-------- SUPPLIED MATERIAL --------

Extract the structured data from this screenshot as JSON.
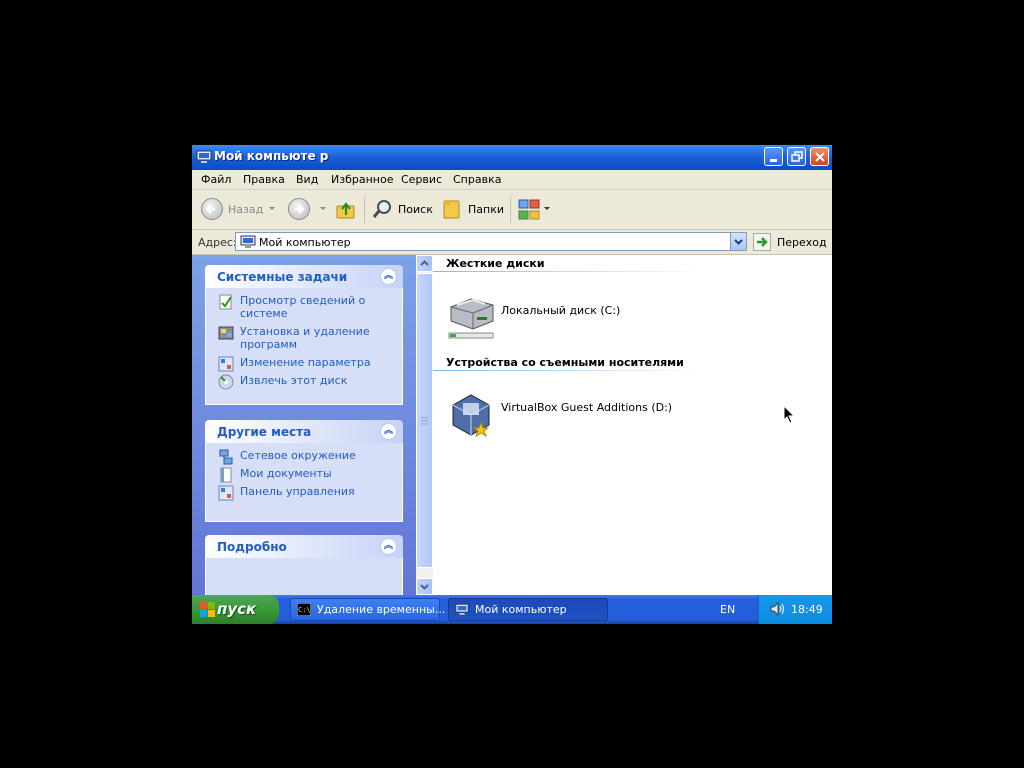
{
  "window": {
    "title": "Мой компьюте р"
  },
  "menu": [
    "Файл",
    "Правка",
    "Вид",
    "Избранное",
    "Сервис",
    "Справка"
  ],
  "toolbar": {
    "back_label": "Назад",
    "search_label": "Поиск",
    "folders_label": "Папки"
  },
  "address": {
    "label": "Адрес:",
    "value": "Мой компьютер",
    "go_label": "Переход"
  },
  "tasks": {
    "system": {
      "title": "Системные задачи",
      "items": [
        {
          "label": "Просмотр сведений о системе",
          "icon": "system-info-icon"
        },
        {
          "label": "Установка и удаление программ",
          "icon": "add-remove-programs-icon"
        },
        {
          "label": "Изменение параметра",
          "icon": "control-panel-icon"
        },
        {
          "label": "Извлечь этот диск",
          "icon": "eject-disc-icon"
        }
      ]
    },
    "other": {
      "title": "Другие места",
      "items": [
        {
          "label": "Сетевое окружение",
          "icon": "network-icon"
        },
        {
          "label": "Мои документы",
          "icon": "documents-icon"
        },
        {
          "label": "Панель управления",
          "icon": "control-panel-icon"
        }
      ]
    },
    "details": {
      "title": "Подробно"
    }
  },
  "content": {
    "hard_drives_title": "Жесткие диски",
    "hard_drives": [
      {
        "label": "Локальный диск (C:)",
        "icon": "hard-drive-icon"
      }
    ],
    "removable_title": "Устройства со съемными носителями",
    "removable": [
      {
        "label": "VirtualBox Guest Additions (D:)",
        "icon": "virtualbox-cd-icon"
      }
    ]
  },
  "taskbar": {
    "start_label": "пуск",
    "buttons": [
      {
        "label": "Удаление временны...",
        "icon": "cmd-icon"
      },
      {
        "label": "Мой компьютер",
        "icon": "my-computer-icon"
      }
    ],
    "lang": "EN",
    "clock": "18:49"
  },
  "colors": {
    "titlebar": "#1d62d8",
    "taskpane": "#6f8fe0",
    "task_link": "#215dc6",
    "start_green": "#379b37"
  }
}
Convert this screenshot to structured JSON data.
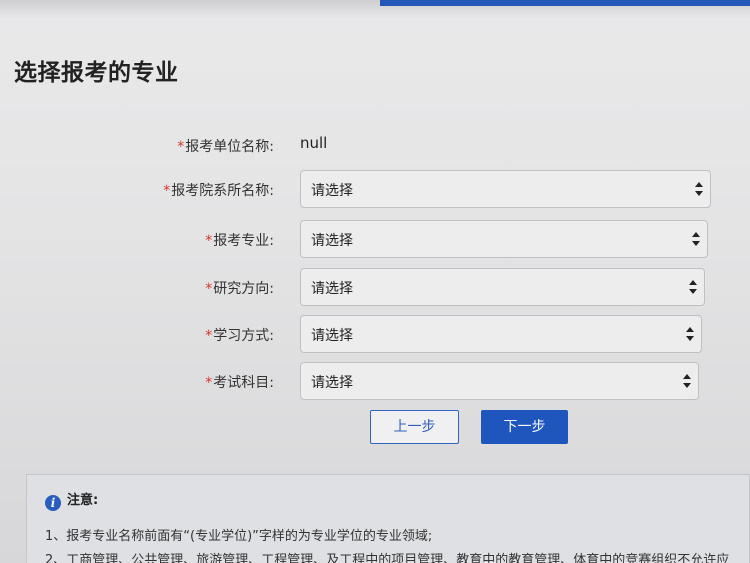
{
  "page": {
    "title": "选择报考的专业"
  },
  "form": {
    "unit": {
      "required_mark": "*",
      "label": "报考单位名称:",
      "value": "null"
    },
    "department": {
      "required_mark": "*",
      "label": "报考院系所名称:",
      "selected": "请选择"
    },
    "major": {
      "required_mark": "*",
      "label": "报考专业:",
      "selected": "请选择"
    },
    "research_direction": {
      "required_mark": "*",
      "label": "研究方向:",
      "selected": "请选择"
    },
    "study_mode": {
      "required_mark": "*",
      "label": "学习方式:",
      "selected": "请选择"
    },
    "exam_subjects": {
      "required_mark": "*",
      "label": "考试科目:",
      "selected": "请选择"
    }
  },
  "buttons": {
    "prev_label": "上一步",
    "next_label": "下一步"
  },
  "notice": {
    "icon": "info-icon",
    "icon_glyph": "i",
    "heading": "注意:",
    "lines": [
      "1、报考专业名称前面有“(专业学位)”字样的为专业学位的专业领域;",
      "2、工商管理、公共管理、旅游管理、工程管理、及工程中的项目管理、教育中的教育管理、体育中的竞赛组织不允许应"
    ]
  },
  "colors": {
    "accent": "#1f56be",
    "required": "#d9342b"
  }
}
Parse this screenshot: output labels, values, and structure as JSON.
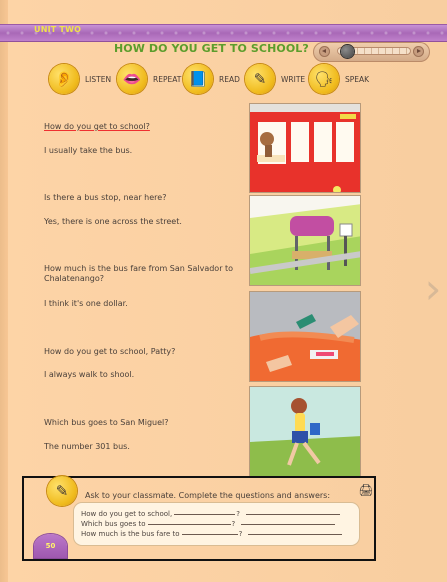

--------

#### [TASK DESCRIPTION]
The records above must be printed exactly; the pictures stay out.

#### [RESPONSE]
Extract the structured data from this screenshot as JSON.
{
  "window": {
    "title": "Мой компьюте р"
  },
  "menu": [
    "Файл",
    "Правка",
    "Вид",
    "Избранное",
    "Сервис",
    "Справка"
  ],
  "toolbar": {
    "back_label": "Назад",
    "search_label": "Поиск",
    "folders_label": "Папки"
  },
  "address": {
    "label": "Адрес:",
    "value": "Мой компьютер",
    "go_label": "Переход"
  },
  "tasks": {
    "system": {
      "title": "Системные задачи",
      "items": [
        {
          "label": "Просмотр сведений о системе",
          "icon": "system-info-icon"
        },
        {
          "label": "Установка и удаление программ",
          "icon": "add-remove-programs-icon"
        },
        {
          "label": "Изменение параметра",
          "icon": "control-panel-icon"
        },
        {
          "label": "Извлечь этот диск",
          "icon": "eject-disc-icon"
        }
      ]
    },
    "other": {
      "title": "Другие места",
      "items": [
        {
          "label": "Сетевое окружение",
          "icon": "network-icon"
        },
        {
          "label": "Мои документы",
          "icon": "documents-icon"
        },
        {
          "label": "Панель управления",
          "icon": "control-panel-icon"
        }
      ]
    },
    "details": {
      "title": "Подробно"
    }
  },
  "content": {
    "hard_drives_title": "Жесткие диски",
    "hard_drives": [
      {
        "label": "Локальный диск (C:)",
        "icon": "hard-drive-icon"
      }
    ],
    "removable_title": "Устройства со съемными носителями",
    "removable": [
      {
        "label": "VirtualBox Guest Additions (D:)",
        "icon": "virtualbox-cd-icon"
      }
    ]
  },
  "taskbar": {
    "start_label": "пуск",
    "buttons": [
      {
        "label": "Удаление временны...",
        "icon": "cmd-icon"
      },
      {
        "label": "Мой компьютер",
        "icon": "my-computer-icon"
      }
    ],
    "lang": "EN",
    "clock": "18:49"
  },
  "colors": {
    "titlebar": "#1d62d8",
    "taskpane": "#6f8fe0",
    "task_link": "#215dc6",
    "start_green": "#379b37"
  }
}
Convert this screenshot to structured JSON data.
{
  "page": {
    "title": "选择报考的专业"
  },
  "form": {
    "unit": {
      "required_mark": "*",
      "label": "报考单位名称:",
      "value": "null"
    },
    "department": {
      "required_mark": "*",
      "label": "报考院系所名称:",
      "selected": "请选择"
    },
    "major": {
      "required_mark": "*",
      "label": "报考专业:",
      "selected": "请选择"
    },
    "research_direction": {
      "required_mark": "*",
      "label": "研究方向:",
      "selected": "请选择"
    },
    "study_mode": {
      "required_mark": "*",
      "label": "学习方式:",
      "selected": "请选择"
    },
    "exam_subjects": {
      "required_mark": "*",
      "label": "考试科目:",
      "selected": "请选择"
    }
  },
  "buttons": {
    "prev_label": "上一步",
    "next_label": "下一步"
  },
  "notice": {
    "icon": "info-icon",
    "icon_glyph": "i",
    "heading": "注意:",
    "lines": [
      "1、报考专业名称前面有“(专业学位)”字样的为专业学位的专业领域;",
      "2、工商管理、公共管理、旅游管理、工程管理、及工程中的项目管理、教育中的教育管理、体育中的竞赛组织不允许应"
    ]
  },
  "colors": {
    "accent": "#1f56be",
    "required": "#d9342b"
  }
}
Parse this screenshot: output labels, values, and structure as JSON.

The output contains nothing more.